> [CHALLENGE]: Where a line of the listing below includes the word "point", reproduce that line.

RECORDS FOR THE TASK start

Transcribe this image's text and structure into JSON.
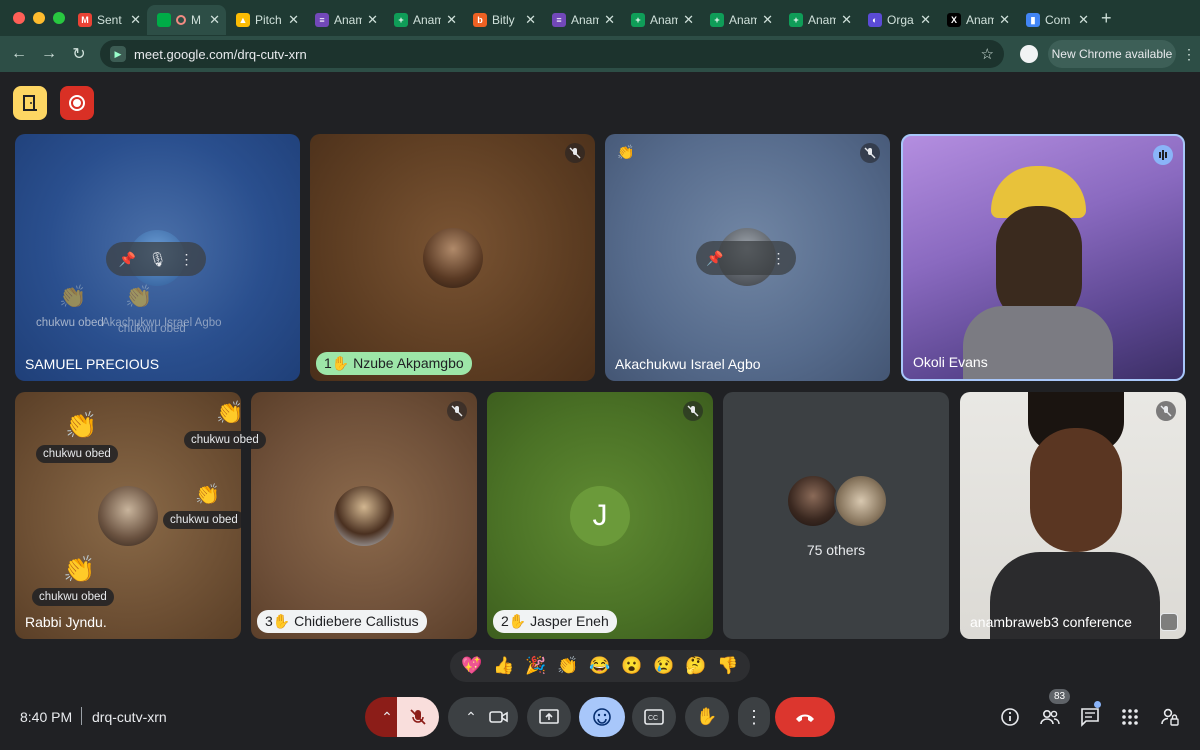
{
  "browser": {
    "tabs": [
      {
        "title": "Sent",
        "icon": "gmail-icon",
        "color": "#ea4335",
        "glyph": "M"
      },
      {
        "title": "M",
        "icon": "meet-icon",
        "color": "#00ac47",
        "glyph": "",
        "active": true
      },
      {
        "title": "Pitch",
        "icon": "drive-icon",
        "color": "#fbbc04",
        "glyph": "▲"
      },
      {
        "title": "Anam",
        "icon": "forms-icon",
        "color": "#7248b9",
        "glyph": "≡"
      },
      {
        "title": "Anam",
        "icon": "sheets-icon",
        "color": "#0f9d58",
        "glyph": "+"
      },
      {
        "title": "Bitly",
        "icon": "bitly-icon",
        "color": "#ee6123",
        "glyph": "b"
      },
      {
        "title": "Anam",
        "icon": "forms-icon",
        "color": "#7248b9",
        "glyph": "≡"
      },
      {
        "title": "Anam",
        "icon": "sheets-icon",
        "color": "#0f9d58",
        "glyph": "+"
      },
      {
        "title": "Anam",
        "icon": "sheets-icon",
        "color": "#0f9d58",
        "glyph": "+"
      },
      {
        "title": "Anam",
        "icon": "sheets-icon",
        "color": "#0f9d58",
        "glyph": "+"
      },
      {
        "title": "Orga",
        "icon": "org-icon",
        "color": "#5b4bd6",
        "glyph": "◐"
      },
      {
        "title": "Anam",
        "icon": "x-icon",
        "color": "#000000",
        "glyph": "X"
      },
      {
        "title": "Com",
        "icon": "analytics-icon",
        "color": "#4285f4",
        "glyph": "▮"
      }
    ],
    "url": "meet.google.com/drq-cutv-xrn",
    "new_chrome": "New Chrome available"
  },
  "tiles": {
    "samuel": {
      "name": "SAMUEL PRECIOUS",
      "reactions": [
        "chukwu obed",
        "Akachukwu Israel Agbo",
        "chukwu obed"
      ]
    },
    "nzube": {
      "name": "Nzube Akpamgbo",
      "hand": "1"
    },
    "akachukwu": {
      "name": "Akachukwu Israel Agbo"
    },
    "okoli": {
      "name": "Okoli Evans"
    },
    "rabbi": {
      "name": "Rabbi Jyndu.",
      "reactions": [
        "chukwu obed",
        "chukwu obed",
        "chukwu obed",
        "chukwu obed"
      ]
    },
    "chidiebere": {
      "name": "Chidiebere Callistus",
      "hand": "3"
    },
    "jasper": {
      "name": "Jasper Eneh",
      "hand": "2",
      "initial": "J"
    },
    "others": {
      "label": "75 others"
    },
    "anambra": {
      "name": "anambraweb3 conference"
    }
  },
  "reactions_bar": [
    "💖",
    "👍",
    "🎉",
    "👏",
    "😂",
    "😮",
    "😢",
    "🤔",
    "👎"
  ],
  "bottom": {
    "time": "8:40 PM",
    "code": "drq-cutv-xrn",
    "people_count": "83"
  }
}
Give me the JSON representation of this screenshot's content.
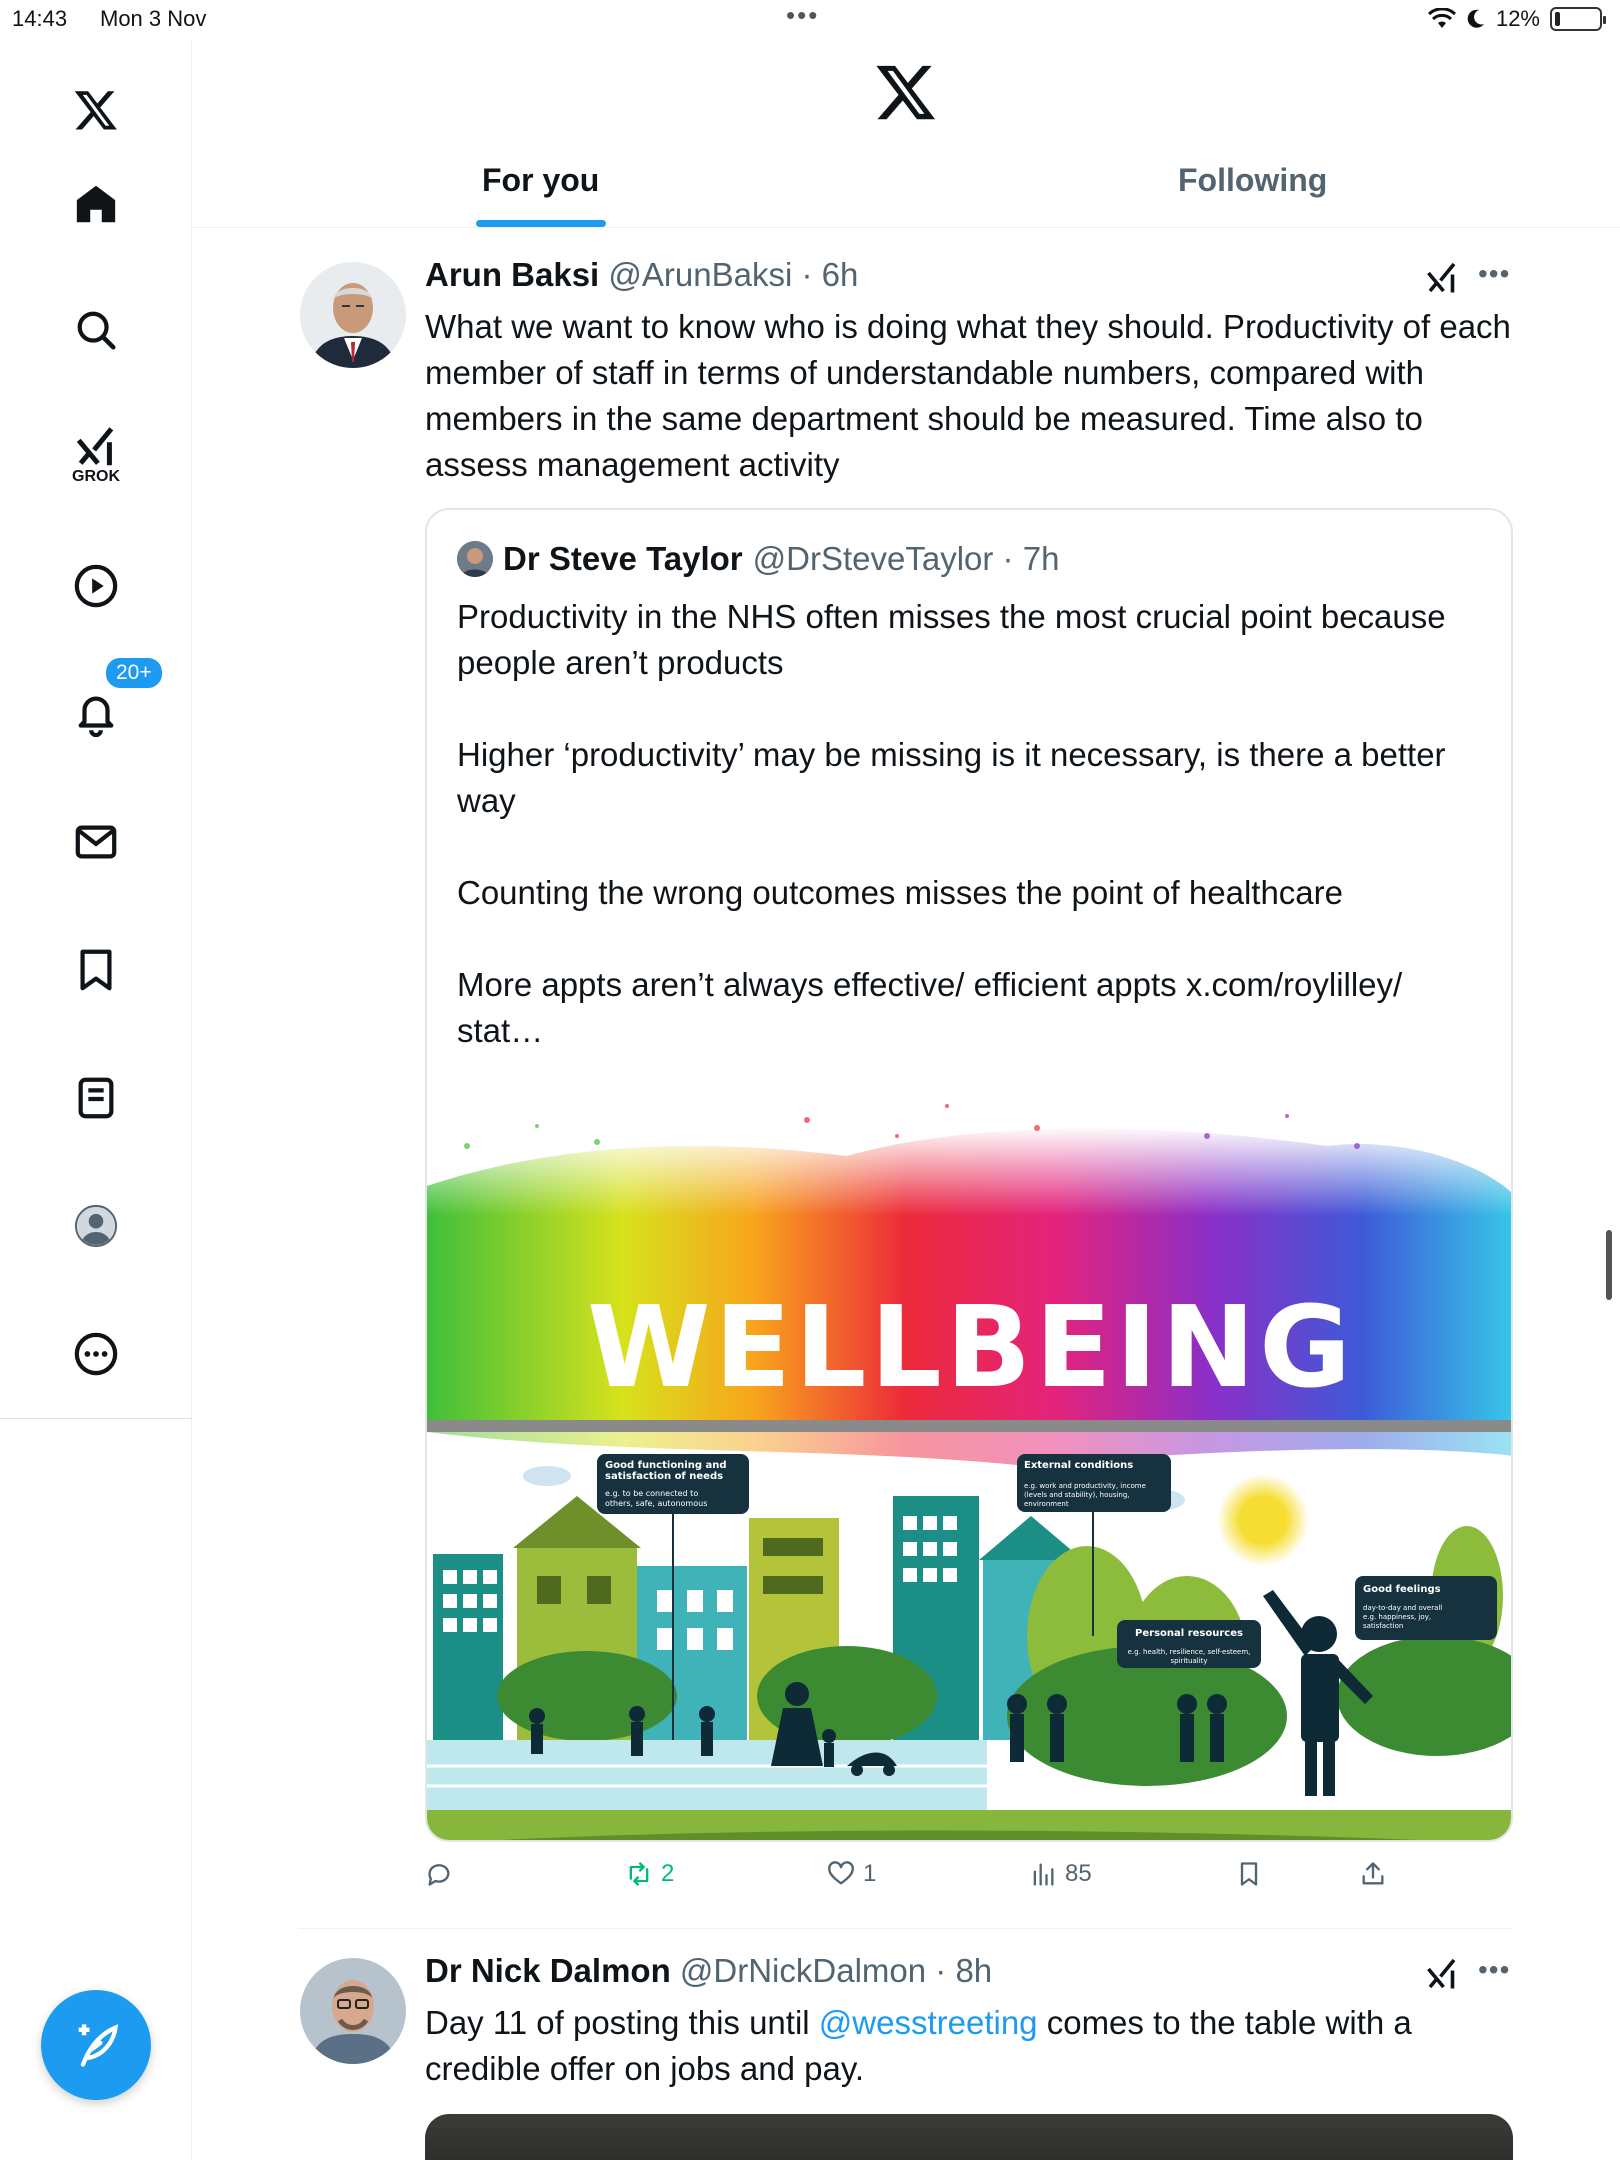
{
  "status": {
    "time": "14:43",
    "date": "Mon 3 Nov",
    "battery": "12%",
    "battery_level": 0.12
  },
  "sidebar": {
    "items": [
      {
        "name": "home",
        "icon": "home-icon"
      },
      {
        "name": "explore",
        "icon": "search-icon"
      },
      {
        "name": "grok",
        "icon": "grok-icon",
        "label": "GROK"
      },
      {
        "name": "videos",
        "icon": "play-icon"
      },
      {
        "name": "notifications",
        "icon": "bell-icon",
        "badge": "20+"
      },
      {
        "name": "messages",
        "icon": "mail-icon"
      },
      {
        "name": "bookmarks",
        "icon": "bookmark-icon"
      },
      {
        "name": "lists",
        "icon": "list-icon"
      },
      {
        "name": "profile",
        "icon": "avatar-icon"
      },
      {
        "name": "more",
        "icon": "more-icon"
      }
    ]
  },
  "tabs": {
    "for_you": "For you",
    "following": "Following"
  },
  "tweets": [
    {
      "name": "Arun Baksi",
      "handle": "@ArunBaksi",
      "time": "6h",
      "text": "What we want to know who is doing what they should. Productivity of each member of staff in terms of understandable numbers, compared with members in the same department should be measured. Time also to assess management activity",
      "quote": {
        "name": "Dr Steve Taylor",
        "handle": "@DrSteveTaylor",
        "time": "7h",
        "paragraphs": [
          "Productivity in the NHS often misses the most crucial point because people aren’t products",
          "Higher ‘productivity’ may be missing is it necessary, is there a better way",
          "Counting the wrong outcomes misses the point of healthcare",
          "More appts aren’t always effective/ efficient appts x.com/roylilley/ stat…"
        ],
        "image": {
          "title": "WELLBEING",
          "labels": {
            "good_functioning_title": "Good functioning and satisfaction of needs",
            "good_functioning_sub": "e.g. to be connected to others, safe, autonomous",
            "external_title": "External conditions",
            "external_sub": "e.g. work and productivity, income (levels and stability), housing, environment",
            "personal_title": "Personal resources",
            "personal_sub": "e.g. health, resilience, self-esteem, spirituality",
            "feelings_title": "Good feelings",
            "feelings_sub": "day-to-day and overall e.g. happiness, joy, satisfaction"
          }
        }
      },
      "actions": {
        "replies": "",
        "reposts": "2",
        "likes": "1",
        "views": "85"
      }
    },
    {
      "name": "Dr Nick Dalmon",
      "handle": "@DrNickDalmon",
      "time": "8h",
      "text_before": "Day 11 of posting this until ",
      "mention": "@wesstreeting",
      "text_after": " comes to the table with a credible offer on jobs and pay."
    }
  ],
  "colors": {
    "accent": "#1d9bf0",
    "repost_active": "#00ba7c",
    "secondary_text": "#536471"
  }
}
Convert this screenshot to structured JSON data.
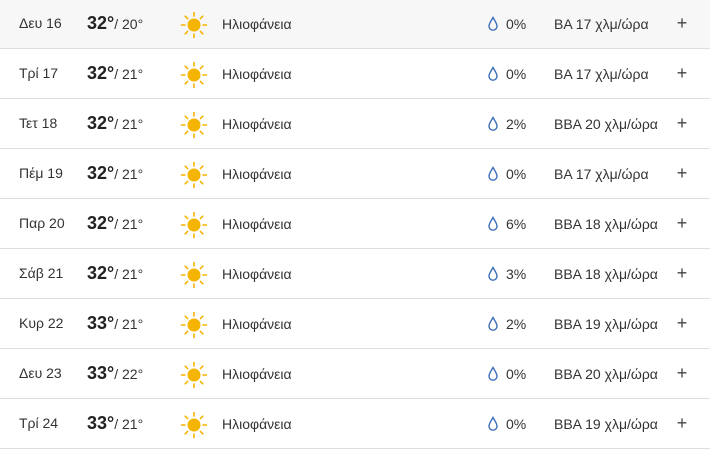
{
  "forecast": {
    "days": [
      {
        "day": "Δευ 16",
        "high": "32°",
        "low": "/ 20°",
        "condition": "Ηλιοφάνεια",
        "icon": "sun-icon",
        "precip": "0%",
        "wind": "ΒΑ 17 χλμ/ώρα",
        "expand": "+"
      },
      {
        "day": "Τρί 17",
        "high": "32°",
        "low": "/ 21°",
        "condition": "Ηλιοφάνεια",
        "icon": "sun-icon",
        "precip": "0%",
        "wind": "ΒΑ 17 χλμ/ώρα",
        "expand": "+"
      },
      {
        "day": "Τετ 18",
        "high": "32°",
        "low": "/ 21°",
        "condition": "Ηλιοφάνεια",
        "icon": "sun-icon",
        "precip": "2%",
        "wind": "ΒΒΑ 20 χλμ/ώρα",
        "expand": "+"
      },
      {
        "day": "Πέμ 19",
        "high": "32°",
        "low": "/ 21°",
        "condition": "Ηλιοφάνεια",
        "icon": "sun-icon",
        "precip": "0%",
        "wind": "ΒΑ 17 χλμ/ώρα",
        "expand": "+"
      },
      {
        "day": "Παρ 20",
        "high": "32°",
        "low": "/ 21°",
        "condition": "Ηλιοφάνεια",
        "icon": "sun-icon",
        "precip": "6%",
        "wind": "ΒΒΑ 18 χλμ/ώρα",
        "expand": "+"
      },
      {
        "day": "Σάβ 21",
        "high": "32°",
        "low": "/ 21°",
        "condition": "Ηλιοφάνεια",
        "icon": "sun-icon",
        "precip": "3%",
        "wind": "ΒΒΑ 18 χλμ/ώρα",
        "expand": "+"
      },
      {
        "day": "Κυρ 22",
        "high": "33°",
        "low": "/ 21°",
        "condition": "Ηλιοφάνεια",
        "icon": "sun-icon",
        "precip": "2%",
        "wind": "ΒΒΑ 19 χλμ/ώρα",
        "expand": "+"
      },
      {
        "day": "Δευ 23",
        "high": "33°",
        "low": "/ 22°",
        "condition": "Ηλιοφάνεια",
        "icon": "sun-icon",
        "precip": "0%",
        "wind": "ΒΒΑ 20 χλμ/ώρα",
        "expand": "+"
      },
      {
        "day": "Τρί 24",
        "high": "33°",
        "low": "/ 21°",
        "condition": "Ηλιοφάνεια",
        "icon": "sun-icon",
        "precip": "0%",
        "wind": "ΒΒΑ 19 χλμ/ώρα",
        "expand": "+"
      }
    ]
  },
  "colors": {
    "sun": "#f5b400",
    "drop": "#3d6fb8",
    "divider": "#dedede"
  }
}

RECORDS FOR THE TASK end

> [EXPECTED OUTPUT]:
          "Productivity in the NHS often misses the most crucial point because people aren’t products",
          "Counting the wrong outcomes misses the point of healthcare",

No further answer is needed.